WHAT YOU WILL DO>
From the obituary below, write out the passage from "He was born" up to and including "Caleb and Tyler.", word for word.

PASSAGE TO READ>
He was born Feb. 27, 1968, in Chicago, Ill., and graduated from Hillcrest Christian School of Thousand Oaks, where he also taught for several years before moving to Nevada.
For more than 18 years, Scott lived in Westlake Village. He is best remembered in the Conejo Valley for his kindness and understanding, especially by the children he taught and nurtured. His spontaneous and unpredictable antics as a summer camp counselor and director inspired all who knew him.
Scott is survived by his son, Corey (age 6); daughter, Alysen (age 5) of Las Vegas, Nev.; mother, Sharon Schar; father, Roger Williams; grandmother, Velma Williams; brother, Jeff Williams; stepsister, Shelley Croudace; stepbrothers, Kevin and Nathan Schar; nieces, Micaela, Rachel and Kelsey; and nephews Caleb and Tyler.
Visitation will be from 6 to 8 p.m. Thursday, Dec. 21 at the Valley Oaks-Griffin Mortuary, 5600 Lindero Canyon Road, Westlake Village. A memorial service will be held at 10 a.m. Friday, Dec. 22 in the chapel of Valley Oaks-Griffin Mortuary.
In lieu of flowers, please consider a donation to a trust fund for Scott's children, Corey and Alysen.
To plant trees in memory, please visit the Sympathy Store.
Sponsored by Joe Oliveri.
Alysen Williams
December 3, 2020
Hi,im scotts daughter alysen. I am 19 as of right now and I just wanna say thank you to all of you who shared stories about my dad I wish I got to know him like you all did.

[Structured page parsing data]

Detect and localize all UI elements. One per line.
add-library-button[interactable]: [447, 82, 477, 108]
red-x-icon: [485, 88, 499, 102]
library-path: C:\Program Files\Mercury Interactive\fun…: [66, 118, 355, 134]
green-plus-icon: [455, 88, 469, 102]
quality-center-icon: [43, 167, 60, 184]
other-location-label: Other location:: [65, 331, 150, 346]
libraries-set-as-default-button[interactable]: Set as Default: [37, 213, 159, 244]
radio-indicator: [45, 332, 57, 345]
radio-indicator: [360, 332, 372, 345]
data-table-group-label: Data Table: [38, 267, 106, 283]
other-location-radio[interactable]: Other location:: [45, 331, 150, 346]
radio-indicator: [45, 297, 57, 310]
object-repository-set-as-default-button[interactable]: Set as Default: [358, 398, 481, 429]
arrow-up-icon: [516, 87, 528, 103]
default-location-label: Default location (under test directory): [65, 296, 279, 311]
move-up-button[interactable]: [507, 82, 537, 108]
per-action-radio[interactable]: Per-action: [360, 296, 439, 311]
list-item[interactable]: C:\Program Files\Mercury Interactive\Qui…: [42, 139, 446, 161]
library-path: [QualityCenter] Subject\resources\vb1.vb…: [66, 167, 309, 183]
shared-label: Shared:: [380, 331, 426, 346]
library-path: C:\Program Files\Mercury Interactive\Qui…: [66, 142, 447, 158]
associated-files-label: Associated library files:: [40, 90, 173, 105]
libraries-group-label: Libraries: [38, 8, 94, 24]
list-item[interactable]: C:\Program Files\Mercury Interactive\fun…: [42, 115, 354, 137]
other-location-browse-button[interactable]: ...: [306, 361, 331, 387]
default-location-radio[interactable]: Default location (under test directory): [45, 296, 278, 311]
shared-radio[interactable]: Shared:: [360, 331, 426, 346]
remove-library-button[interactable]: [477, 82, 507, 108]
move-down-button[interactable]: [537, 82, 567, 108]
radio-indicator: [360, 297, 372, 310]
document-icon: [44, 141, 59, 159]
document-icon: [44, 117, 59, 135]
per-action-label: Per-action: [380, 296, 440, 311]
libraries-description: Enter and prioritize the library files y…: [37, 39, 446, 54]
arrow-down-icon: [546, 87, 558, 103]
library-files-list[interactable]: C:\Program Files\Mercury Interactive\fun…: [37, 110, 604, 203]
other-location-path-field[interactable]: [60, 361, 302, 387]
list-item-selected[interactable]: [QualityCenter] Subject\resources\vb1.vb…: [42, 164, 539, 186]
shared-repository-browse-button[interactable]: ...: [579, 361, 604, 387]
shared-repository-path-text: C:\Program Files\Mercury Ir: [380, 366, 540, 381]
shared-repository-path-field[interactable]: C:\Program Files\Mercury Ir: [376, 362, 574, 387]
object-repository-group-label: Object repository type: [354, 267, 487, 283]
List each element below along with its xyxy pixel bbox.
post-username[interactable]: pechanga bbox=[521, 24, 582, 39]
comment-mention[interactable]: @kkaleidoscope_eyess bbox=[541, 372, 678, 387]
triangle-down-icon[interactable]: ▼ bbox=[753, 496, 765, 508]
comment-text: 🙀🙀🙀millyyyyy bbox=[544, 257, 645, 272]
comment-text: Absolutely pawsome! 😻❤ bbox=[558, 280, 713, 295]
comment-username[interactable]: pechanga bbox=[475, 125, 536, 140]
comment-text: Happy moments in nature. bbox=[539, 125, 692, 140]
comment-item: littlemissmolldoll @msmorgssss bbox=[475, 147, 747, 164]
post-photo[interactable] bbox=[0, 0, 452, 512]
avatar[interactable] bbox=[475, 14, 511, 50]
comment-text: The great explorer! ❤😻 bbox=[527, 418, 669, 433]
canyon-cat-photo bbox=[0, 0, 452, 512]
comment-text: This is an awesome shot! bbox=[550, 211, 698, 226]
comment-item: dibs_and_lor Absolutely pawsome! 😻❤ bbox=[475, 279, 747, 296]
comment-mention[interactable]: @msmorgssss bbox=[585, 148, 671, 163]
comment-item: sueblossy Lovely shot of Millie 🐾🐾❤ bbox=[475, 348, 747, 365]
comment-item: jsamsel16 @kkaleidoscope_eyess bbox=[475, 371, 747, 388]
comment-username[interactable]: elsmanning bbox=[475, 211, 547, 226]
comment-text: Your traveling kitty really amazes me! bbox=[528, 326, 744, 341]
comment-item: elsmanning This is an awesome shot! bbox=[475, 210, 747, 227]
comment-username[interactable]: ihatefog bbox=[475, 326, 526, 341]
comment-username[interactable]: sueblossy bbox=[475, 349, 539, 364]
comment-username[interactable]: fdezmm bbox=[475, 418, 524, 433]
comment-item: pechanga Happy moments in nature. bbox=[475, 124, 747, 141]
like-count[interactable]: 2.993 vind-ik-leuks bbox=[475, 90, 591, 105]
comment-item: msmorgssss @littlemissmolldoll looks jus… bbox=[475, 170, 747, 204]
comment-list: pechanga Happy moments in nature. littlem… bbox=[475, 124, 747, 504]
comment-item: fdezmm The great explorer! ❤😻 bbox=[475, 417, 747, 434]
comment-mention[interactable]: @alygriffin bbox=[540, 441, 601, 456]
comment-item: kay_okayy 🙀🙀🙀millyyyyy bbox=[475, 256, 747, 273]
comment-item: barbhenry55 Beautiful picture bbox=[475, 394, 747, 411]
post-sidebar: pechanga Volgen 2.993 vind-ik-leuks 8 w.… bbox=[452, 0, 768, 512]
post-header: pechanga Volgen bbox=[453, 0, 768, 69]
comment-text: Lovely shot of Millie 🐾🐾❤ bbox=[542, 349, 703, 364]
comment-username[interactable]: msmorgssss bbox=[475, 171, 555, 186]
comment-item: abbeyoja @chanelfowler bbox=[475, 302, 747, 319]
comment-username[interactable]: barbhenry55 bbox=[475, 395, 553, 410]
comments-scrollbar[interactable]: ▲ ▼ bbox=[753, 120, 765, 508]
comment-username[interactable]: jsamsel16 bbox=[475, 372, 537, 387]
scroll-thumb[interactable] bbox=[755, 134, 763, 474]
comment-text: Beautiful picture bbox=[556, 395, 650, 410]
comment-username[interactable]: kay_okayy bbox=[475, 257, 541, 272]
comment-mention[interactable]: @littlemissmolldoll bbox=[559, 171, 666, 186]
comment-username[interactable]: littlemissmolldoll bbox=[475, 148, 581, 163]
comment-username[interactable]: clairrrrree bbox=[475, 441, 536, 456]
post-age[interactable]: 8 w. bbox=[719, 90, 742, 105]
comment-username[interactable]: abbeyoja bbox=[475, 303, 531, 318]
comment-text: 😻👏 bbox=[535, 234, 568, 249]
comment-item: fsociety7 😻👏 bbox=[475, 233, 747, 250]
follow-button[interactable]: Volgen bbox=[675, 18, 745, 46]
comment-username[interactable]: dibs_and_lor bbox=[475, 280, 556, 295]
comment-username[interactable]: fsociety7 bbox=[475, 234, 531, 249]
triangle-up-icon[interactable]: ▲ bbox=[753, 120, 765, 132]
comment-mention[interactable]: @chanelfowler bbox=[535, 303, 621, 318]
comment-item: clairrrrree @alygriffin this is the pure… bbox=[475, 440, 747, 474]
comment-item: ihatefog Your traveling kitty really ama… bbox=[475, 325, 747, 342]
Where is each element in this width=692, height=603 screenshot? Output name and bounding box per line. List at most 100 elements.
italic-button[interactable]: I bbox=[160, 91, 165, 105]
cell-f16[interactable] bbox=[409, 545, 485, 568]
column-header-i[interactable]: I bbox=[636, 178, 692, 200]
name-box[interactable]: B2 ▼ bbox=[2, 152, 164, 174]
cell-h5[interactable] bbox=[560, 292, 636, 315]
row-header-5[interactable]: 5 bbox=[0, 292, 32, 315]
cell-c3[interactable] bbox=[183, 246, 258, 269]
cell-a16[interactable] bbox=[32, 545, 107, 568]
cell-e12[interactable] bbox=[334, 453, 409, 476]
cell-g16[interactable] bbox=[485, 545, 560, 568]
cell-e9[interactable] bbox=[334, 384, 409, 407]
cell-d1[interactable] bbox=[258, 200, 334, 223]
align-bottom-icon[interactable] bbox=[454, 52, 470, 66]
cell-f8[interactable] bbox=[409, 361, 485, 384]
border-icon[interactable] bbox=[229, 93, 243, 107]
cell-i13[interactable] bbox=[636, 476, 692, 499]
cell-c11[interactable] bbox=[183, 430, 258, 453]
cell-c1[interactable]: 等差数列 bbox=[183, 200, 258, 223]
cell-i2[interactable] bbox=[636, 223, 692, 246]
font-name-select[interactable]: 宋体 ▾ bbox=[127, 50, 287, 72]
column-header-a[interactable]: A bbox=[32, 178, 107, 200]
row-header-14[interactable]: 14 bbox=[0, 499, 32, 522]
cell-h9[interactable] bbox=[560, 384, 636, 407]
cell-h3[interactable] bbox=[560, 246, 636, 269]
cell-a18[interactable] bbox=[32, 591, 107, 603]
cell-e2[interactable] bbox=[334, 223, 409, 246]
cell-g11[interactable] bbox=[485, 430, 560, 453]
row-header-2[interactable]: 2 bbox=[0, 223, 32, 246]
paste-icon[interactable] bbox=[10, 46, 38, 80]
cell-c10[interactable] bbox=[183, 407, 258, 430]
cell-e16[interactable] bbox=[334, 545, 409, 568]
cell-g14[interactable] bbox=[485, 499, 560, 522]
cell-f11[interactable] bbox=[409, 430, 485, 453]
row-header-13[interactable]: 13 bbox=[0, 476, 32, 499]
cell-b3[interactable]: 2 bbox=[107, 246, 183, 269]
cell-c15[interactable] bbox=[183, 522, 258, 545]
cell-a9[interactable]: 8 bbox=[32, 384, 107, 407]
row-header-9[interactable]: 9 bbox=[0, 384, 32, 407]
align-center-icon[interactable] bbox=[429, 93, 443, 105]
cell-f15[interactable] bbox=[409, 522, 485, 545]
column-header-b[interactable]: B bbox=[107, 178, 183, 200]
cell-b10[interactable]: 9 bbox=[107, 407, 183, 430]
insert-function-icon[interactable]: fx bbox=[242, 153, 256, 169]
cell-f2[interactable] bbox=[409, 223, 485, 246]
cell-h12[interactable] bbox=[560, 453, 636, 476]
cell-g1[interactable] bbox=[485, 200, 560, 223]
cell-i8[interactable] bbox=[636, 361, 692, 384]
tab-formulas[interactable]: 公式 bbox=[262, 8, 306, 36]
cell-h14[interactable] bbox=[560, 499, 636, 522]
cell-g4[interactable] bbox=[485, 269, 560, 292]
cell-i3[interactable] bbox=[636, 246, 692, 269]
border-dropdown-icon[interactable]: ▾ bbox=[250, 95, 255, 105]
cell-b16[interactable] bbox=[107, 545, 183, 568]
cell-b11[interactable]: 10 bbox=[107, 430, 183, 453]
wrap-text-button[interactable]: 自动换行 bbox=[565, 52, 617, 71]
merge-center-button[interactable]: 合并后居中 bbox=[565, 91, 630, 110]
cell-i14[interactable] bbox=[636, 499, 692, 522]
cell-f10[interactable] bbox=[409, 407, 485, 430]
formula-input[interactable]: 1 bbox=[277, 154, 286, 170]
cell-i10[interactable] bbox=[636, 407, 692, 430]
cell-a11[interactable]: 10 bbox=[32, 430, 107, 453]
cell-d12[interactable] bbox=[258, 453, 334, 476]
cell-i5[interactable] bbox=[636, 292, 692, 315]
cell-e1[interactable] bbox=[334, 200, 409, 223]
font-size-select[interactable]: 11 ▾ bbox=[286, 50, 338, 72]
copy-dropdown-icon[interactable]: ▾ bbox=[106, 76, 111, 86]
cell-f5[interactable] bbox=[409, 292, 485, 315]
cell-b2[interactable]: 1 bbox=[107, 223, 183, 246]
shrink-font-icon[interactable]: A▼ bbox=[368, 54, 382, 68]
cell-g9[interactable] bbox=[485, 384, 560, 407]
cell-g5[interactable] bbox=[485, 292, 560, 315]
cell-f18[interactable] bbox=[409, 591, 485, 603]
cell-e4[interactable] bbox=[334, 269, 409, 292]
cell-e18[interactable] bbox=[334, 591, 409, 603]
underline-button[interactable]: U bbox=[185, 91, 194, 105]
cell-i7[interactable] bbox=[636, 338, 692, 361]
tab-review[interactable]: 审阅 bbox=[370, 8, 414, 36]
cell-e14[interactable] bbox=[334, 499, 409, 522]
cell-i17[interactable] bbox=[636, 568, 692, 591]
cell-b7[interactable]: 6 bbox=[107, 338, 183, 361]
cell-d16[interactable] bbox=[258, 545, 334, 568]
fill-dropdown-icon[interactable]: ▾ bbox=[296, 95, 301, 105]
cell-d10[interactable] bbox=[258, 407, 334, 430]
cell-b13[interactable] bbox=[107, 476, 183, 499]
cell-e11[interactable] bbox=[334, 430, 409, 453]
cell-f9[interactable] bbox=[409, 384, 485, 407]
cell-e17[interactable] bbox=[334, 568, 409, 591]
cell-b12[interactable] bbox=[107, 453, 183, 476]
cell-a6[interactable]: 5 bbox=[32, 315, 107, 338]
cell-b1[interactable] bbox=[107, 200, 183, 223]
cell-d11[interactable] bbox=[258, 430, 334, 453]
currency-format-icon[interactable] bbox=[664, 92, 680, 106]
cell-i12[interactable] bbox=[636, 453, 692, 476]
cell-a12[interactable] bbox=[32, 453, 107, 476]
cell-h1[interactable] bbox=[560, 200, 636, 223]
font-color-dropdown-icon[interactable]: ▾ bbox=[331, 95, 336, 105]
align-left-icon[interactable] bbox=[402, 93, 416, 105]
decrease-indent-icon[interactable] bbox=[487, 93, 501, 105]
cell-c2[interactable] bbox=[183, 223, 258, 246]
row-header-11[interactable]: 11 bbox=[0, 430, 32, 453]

ANSWER TO THIS TASK>
He was born Feb. 27, 1968, in Chicago, Ill., and graduated from Hillcrest Christian School of Thousand Oaks, where he also taught for several years before moving to Nevada.
For more than 18 years, Scott lived in Westlake Village. He is best remembered in the Conejo Valley for his kindness and understanding, especially by the children he taught and nurtured. His spontaneous and unpredictable antics as a summer camp counselor and director inspired all who knew him.
Scott is survived by his son, Corey (age 6); daughter, Alysen (age 5) of Las Vegas, Nev.; mother, Sharon Schar; father, Roger Williams; grandmother, Velma Williams; brother, Jeff Williams; stepsister, Shelley Croudace; stepbrothers, Kevin and Nathan Schar; nieces, Micaela, Rachel and Kelsey; and nephews Caleb and Tyler.